- EXERCISE DATA -

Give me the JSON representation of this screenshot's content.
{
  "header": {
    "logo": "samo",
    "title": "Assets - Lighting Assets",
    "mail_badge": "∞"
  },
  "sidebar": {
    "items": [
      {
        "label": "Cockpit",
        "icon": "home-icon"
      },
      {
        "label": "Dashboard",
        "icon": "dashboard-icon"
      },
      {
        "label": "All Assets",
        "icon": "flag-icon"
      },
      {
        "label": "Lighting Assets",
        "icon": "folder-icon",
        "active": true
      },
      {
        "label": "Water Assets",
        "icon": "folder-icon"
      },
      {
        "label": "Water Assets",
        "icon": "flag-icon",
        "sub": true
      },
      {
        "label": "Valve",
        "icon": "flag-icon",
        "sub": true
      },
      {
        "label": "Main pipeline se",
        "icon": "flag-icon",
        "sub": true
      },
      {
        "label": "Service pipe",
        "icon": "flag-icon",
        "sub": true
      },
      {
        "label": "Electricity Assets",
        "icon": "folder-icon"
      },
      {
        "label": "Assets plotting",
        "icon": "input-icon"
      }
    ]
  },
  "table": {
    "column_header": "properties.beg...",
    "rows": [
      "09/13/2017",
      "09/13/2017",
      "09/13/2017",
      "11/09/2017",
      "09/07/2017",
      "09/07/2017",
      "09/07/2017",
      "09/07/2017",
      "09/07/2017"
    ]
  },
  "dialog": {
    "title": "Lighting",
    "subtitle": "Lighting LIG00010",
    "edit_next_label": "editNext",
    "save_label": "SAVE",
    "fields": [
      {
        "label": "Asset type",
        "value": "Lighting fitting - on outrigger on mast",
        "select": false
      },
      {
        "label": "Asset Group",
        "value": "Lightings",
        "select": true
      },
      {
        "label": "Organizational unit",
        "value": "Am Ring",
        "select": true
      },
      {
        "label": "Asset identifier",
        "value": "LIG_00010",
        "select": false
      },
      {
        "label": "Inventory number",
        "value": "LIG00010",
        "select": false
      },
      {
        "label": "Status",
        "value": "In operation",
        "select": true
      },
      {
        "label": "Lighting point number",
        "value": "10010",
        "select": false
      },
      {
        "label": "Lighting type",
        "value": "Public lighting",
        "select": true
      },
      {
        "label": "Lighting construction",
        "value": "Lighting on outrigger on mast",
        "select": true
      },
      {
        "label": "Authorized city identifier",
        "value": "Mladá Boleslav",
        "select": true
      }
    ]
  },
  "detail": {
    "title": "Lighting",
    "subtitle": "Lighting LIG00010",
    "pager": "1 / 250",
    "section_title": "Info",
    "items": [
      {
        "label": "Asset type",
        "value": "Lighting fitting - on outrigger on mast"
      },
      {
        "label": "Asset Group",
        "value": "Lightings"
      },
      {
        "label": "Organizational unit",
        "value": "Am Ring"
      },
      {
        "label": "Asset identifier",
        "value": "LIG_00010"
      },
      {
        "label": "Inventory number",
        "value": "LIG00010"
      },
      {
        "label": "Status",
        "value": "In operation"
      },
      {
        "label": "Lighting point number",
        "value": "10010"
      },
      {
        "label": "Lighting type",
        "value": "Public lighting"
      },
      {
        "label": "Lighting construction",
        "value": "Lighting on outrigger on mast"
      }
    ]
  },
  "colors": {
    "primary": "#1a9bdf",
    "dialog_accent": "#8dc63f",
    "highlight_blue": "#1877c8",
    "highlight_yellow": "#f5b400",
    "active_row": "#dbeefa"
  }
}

- THE TASK -
Recopy all the lines exactly as they appear.

- OUTPUT BELOW -
Give me the JSON representation of this screenshot's content.
{
  "header": {
    "logo": "samo",
    "title": "Assets - Lighting Assets",
    "mail_badge": "∞"
  },
  "sidebar": {
    "items": [
      {
        "label": "Cockpit",
        "icon": "home-icon"
      },
      {
        "label": "Dashboard",
        "icon": "dashboard-icon"
      },
      {
        "label": "All Assets",
        "icon": "flag-icon"
      },
      {
        "label": "Lighting Assets",
        "icon": "folder-icon",
        "active": true
      },
      {
        "label": "Water Assets",
        "icon": "folder-icon"
      },
      {
        "label": "Water Assets",
        "icon": "flag-icon",
        "sub": true
      },
      {
        "label": "Valve",
        "icon": "flag-icon",
        "sub": true
      },
      {
        "label": "Main pipeline se",
        "icon": "flag-icon",
        "sub": true
      },
      {
        "label": "Service pipe",
        "icon": "flag-icon",
        "sub": true
      },
      {
        "label": "Electricity Assets",
        "icon": "folder-icon"
      },
      {
        "label": "Assets plotting",
        "icon": "input-icon"
      }
    ]
  },
  "table": {
    "column_header": "properties.beg...",
    "rows": [
      "09/13/2017",
      "09/13/2017",
      "09/13/2017",
      "11/09/2017",
      "09/07/2017",
      "09/07/2017",
      "09/07/2017",
      "09/07/2017",
      "09/07/2017"
    ]
  },
  "dialog": {
    "title": "Lighting",
    "subtitle": "Lighting LIG00010",
    "edit_next_label": "editNext",
    "save_label": "SAVE",
    "fields": [
      {
        "label": "Asset type",
        "value": "Lighting fitting - on outrigger on mast",
        "select": false
      },
      {
        "label": "Asset Group",
        "value": "Lightings",
        "select": true
      },
      {
        "label": "Organizational unit",
        "value": "Am Ring",
        "select": true
      },
      {
        "label": "Asset identifier",
        "value": "LIG_00010",
        "select": false
      },
      {
        "label": "Inventory number",
        "value": "LIG00010",
        "select": false
      },
      {
        "label": "Status",
        "value": "In operation",
        "select": true
      },
      {
        "label": "Lighting point number",
        "value": "10010",
        "select": false
      },
      {
        "label": "Lighting type",
        "value": "Public lighting",
        "select": true
      },
      {
        "label": "Lighting construction",
        "value": "Lighting on outrigger on mast",
        "select": true
      },
      {
        "label": "Authorized city identifier",
        "value": "Mladá Boleslav",
        "select": true
      }
    ]
  },
  "detail": {
    "title": "Lighting",
    "subtitle": "Lighting LIG00010",
    "pager": "1 / 250",
    "section_title": "Info",
    "items": [
      {
        "label": "Asset type",
        "value": "Lighting fitting - on outrigger on mast"
      },
      {
        "label": "Asset Group",
        "value": "Lightings"
      },
      {
        "label": "Organizational unit",
        "value": "Am Ring"
      },
      {
        "label": "Asset identifier",
        "value": "LIG_00010"
      },
      {
        "label": "Inventory number",
        "value": "LIG00010"
      },
      {
        "label": "Status",
        "value": "In operation"
      },
      {
        "label": "Lighting point number",
        "value": "10010"
      },
      {
        "label": "Lighting type",
        "value": "Public lighting"
      },
      {
        "label": "Lighting construction",
        "value": "Lighting on outrigger on mast"
      }
    ]
  },
  "colors": {
    "primary": "#1a9bdf",
    "dialog_accent": "#8dc63f",
    "highlight_blue": "#1877c8",
    "highlight_yellow": "#f5b400",
    "active_row": "#dbeefa"
  }
}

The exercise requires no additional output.